- Exercise requirements -
A word-for-word copy of the entries is needed, and it should contain no images.

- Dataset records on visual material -
╔══
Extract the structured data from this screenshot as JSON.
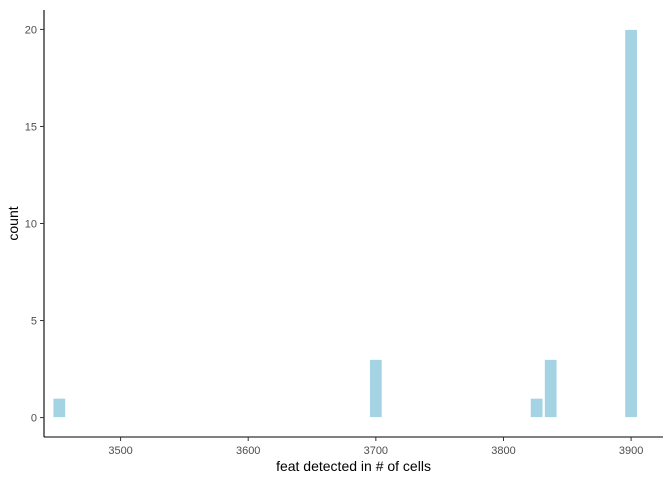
{
  "chart_data": {
    "type": "bar",
    "xlabel": "feat detected in # of cells",
    "ylabel": "count",
    "xlim": [
      3440,
      3925
    ],
    "ylim": [
      -1,
      21
    ],
    "xticks": [
      3500,
      3600,
      3700,
      3800,
      3900
    ],
    "yticks": [
      0,
      5,
      10,
      15,
      20
    ],
    "bin_width": 10,
    "bins": [
      {
        "x": 3452,
        "count": 1
      },
      {
        "x": 3700,
        "count": 3
      },
      {
        "x": 3826,
        "count": 1
      },
      {
        "x": 3837,
        "count": 3
      },
      {
        "x": 3900,
        "count": 20
      }
    ],
    "grid": false,
    "fill_color": "#a4d3e4",
    "edge_color": "#ffffff"
  }
}
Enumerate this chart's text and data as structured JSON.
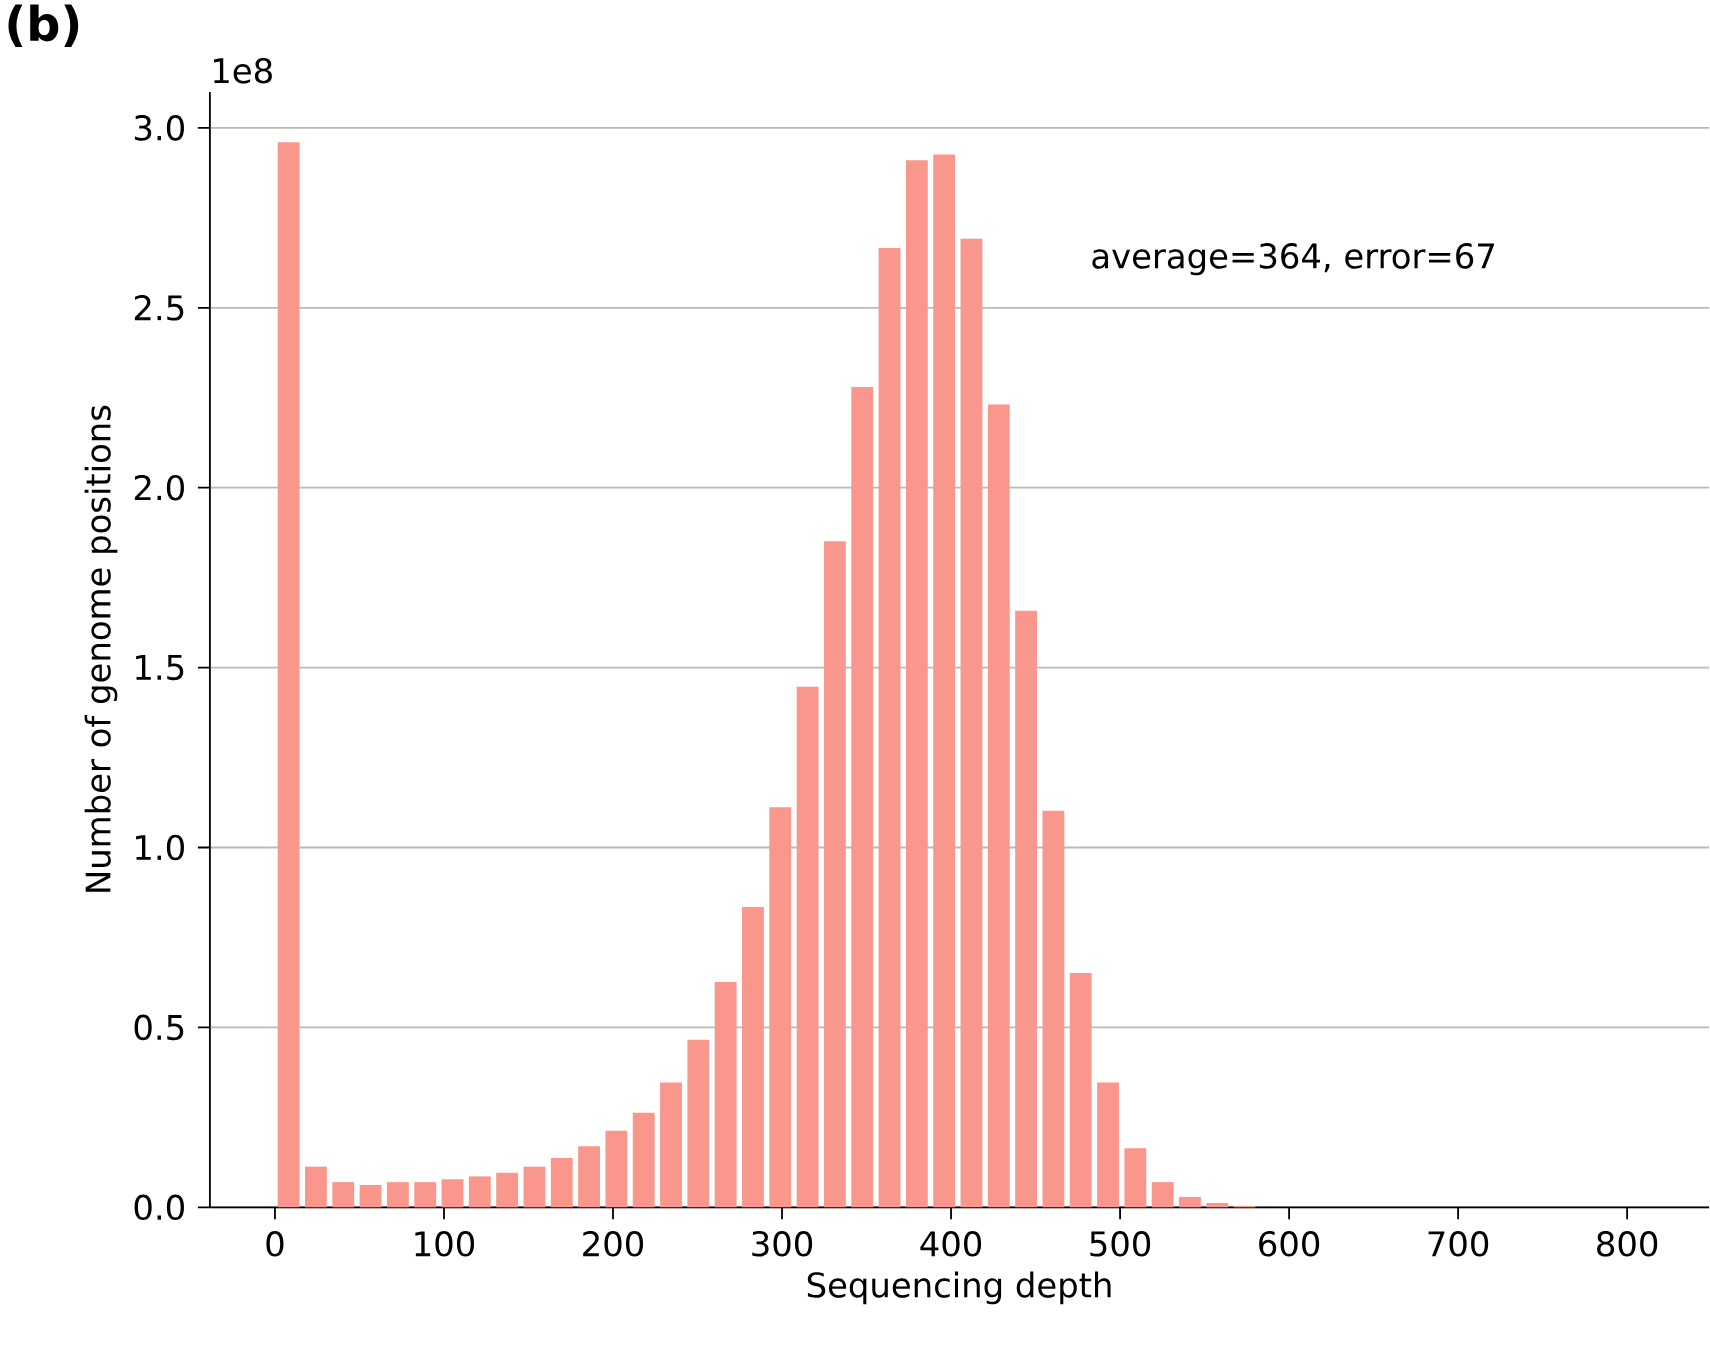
╚══
- Response to the task -
Extract the structured data from this screenshot as JSON.
{
  "chart_data": {
    "type": "bar",
    "xlabel": "feat detected in # of cells",
    "ylabel": "count",
    "xlim": [
      3440,
      3925
    ],
    "ylim": [
      -1,
      21
    ],
    "xticks": [
      3500,
      3600,
      3700,
      3800,
      3900
    ],
    "yticks": [
      0,
      5,
      10,
      15,
      20
    ],
    "bin_width": 10,
    "bins": [
      {
        "x": 3452,
        "count": 1
      },
      {
        "x": 3700,
        "count": 3
      },
      {
        "x": 3826,
        "count": 1
      },
      {
        "x": 3837,
        "count": 3
      },
      {
        "x": 3900,
        "count": 20
      }
    ],
    "grid": false,
    "fill_color": "#a4d3e4",
    "edge_color": "#ffffff"
  }
}
Enumerate this chart's text and data as structured JSON.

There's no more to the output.